» Material for the task

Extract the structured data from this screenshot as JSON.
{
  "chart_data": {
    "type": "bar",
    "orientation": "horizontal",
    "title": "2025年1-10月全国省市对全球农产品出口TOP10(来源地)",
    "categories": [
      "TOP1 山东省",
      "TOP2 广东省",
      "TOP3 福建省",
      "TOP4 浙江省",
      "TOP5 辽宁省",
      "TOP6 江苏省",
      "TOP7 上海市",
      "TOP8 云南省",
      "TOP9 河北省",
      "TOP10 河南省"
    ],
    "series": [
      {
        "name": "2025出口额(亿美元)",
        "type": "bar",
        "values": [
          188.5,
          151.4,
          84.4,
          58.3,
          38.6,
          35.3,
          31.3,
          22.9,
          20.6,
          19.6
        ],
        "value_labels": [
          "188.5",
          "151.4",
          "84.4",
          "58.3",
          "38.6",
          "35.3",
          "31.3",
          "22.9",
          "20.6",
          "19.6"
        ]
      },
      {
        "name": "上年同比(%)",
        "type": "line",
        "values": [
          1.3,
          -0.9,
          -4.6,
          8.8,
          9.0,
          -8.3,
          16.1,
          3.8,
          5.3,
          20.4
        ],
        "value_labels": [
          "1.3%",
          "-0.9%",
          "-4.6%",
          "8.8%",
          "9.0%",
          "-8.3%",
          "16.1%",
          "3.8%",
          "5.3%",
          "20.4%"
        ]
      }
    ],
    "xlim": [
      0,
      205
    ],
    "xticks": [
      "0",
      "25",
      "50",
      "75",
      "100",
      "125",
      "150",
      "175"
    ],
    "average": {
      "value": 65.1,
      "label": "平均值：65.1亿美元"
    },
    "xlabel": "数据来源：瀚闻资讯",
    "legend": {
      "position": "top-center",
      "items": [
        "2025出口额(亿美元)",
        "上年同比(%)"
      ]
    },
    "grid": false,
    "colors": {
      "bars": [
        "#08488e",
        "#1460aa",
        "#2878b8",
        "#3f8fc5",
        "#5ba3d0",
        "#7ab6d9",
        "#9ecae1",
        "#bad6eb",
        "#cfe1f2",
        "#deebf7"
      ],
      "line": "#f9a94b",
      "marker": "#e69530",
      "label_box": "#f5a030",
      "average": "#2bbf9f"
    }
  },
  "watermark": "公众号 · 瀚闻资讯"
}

» Task to carry out
Retype the whole listing above exactly.

» Finished task
Extract the structured data from this screenshot as JSON.
{
  "chart_data": {
    "type": "bar",
    "orientation": "horizontal",
    "title": "2025年1-10月全国省市对全球农产品出口TOP10(来源地)",
    "categories": [
      "TOP1 山东省",
      "TOP2 广东省",
      "TOP3 福建省",
      "TOP4 浙江省",
      "TOP5 辽宁省",
      "TOP6 江苏省",
      "TOP7 上海市",
      "TOP8 云南省",
      "TOP9 河北省",
      "TOP10 河南省"
    ],
    "series": [
      {
        "name": "2025出口额(亿美元)",
        "type": "bar",
        "values": [
          188.5,
          151.4,
          84.4,
          58.3,
          38.6,
          35.3,
          31.3,
          22.9,
          20.6,
          19.6
        ],
        "value_labels": [
          "188.5",
          "151.4",
          "84.4",
          "58.3",
          "38.6",
          "35.3",
          "31.3",
          "22.9",
          "20.6",
          "19.6"
        ]
      },
      {
        "name": "上年同比(%)",
        "type": "line",
        "values": [
          1.3,
          -0.9,
          -4.6,
          8.8,
          9.0,
          -8.3,
          16.1,
          3.8,
          5.3,
          20.4
        ],
        "value_labels": [
          "1.3%",
          "-0.9%",
          "-4.6%",
          "8.8%",
          "9.0%",
          "-8.3%",
          "16.1%",
          "3.8%",
          "5.3%",
          "20.4%"
        ]
      }
    ],
    "xlim": [
      0,
      205
    ],
    "xticks": [
      "0",
      "25",
      "50",
      "75",
      "100",
      "125",
      "150",
      "175"
    ],
    "average": {
      "value": 65.1,
      "label": "平均值：65.1亿美元"
    },
    "xlabel": "数据来源：瀚闻资讯",
    "legend": {
      "position": "top-center",
      "items": [
        "2025出口额(亿美元)",
        "上年同比(%)"
      ]
    },
    "grid": false,
    "colors": {
      "bars": [
        "#08488e",
        "#1460aa",
        "#2878b8",
        "#3f8fc5",
        "#5ba3d0",
        "#7ab6d9",
        "#9ecae1",
        "#bad6eb",
        "#cfe1f2",
        "#deebf7"
      ],
      "line": "#f9a94b",
      "marker": "#e69530",
      "label_box": "#f5a030",
      "average": "#2bbf9f"
    }
  },
  "watermark": "公众号 · 瀚闻资讯"
}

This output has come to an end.